▶ **Dataset excerpts**:
▬▬▬

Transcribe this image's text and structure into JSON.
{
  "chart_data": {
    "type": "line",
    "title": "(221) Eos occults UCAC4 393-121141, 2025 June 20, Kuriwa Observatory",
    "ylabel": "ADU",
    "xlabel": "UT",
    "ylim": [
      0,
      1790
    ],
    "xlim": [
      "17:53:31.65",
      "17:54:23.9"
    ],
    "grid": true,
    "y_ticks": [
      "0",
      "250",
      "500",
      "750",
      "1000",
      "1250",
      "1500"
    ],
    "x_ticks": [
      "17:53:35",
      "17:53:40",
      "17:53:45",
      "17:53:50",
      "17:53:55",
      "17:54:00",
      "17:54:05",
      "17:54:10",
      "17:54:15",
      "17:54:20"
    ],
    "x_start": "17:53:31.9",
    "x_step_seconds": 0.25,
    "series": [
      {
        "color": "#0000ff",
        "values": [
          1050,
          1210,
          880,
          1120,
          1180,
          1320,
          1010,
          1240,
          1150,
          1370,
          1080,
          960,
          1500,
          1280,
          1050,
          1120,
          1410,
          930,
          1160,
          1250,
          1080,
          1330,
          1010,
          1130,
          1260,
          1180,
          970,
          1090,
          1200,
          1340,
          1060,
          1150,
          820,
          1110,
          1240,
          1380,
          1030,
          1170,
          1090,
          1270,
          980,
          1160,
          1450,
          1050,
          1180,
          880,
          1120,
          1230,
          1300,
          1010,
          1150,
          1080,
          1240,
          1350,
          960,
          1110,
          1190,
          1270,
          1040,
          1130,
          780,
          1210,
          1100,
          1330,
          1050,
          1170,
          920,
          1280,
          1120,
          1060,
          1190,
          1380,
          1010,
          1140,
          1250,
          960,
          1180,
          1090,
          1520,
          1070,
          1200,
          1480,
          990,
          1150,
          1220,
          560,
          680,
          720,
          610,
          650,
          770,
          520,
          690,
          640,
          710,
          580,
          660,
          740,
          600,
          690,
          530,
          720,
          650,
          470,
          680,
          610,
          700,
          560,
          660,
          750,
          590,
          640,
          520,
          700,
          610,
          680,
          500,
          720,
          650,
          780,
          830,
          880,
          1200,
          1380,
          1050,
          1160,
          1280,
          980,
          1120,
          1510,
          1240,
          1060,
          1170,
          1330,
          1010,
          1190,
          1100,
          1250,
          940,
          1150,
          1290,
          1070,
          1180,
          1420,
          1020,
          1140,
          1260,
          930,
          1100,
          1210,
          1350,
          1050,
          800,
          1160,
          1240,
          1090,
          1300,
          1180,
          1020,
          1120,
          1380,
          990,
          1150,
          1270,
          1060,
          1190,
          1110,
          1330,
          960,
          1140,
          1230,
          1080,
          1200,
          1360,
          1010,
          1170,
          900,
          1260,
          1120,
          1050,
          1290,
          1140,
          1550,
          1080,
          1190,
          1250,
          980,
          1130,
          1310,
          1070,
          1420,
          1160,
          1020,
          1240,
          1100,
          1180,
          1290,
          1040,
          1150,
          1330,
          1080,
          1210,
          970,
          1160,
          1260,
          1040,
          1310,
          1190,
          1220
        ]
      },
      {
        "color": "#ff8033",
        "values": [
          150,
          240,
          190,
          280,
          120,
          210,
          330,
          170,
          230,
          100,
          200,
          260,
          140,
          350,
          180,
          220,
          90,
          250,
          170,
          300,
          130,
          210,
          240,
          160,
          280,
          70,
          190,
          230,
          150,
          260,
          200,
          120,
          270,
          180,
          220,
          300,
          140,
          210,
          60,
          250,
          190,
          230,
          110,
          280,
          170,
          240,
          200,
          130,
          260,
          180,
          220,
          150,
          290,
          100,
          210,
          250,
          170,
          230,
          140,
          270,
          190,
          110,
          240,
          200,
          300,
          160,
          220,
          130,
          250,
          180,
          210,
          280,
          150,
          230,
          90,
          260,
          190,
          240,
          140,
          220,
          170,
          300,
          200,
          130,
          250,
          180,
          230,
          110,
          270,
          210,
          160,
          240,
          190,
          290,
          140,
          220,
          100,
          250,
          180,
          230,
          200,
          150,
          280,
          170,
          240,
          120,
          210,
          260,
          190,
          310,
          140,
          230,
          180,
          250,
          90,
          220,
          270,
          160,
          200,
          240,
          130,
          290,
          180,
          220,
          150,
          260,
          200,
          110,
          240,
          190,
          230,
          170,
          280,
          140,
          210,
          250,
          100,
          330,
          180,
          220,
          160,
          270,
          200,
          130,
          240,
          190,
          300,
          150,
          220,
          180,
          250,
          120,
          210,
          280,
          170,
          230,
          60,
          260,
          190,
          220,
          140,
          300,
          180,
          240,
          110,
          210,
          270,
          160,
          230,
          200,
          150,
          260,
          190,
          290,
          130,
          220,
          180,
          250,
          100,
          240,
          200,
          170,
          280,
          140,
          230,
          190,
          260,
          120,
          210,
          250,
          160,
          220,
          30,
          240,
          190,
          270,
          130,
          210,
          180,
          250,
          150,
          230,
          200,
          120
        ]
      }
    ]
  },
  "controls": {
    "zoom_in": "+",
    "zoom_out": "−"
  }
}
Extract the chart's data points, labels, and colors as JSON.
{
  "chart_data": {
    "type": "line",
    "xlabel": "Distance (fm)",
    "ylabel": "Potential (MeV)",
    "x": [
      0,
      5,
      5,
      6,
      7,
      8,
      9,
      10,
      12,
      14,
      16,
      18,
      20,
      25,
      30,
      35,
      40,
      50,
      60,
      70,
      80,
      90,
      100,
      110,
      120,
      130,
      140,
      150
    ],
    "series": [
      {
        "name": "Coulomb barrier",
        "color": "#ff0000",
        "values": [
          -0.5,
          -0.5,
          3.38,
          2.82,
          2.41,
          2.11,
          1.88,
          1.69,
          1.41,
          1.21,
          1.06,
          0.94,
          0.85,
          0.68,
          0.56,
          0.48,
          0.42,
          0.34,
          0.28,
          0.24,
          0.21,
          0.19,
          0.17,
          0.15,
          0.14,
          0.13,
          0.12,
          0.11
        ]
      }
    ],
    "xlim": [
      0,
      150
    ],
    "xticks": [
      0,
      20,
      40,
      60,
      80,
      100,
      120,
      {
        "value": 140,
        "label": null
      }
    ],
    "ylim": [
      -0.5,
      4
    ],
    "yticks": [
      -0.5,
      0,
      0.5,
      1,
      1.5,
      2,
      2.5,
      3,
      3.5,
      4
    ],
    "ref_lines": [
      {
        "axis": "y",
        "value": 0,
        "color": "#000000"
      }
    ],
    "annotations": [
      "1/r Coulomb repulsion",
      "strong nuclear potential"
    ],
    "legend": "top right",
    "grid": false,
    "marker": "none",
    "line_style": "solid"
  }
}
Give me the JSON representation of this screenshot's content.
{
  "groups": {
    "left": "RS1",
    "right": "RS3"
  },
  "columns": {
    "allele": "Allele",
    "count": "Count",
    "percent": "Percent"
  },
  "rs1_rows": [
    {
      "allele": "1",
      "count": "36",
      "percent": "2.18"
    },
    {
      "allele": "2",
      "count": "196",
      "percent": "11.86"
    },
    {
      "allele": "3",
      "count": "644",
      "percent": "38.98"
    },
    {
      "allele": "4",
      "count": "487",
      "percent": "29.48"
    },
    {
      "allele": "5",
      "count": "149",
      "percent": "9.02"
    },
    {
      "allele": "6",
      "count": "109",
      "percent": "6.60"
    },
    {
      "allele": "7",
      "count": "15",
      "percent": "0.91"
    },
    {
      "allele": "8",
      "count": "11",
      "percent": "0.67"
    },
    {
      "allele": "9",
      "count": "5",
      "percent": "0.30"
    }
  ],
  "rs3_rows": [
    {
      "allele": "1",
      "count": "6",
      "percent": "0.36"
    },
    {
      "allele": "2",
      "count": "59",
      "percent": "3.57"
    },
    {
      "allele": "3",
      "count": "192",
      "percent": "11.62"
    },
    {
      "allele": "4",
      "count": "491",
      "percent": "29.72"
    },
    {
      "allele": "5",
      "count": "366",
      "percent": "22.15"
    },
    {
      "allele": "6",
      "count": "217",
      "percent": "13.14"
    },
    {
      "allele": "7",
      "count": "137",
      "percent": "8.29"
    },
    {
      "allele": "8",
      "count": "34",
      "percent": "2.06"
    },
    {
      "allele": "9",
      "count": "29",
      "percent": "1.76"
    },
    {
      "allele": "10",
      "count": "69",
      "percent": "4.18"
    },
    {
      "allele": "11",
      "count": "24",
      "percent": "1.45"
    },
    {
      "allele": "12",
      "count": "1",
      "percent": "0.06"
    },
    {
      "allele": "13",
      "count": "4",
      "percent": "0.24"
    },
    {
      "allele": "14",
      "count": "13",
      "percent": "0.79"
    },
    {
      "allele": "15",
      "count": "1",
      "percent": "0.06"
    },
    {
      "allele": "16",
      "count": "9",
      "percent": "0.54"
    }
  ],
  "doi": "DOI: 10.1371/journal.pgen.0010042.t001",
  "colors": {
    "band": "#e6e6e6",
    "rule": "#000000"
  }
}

▬▬▬

▶ **Exercise**: Go through the listing above and pull out each line containing the word "Coulomb".

▶ **Written response**:
        "name": "Coulomb barrier",
      "1/r Coulomb repulsion",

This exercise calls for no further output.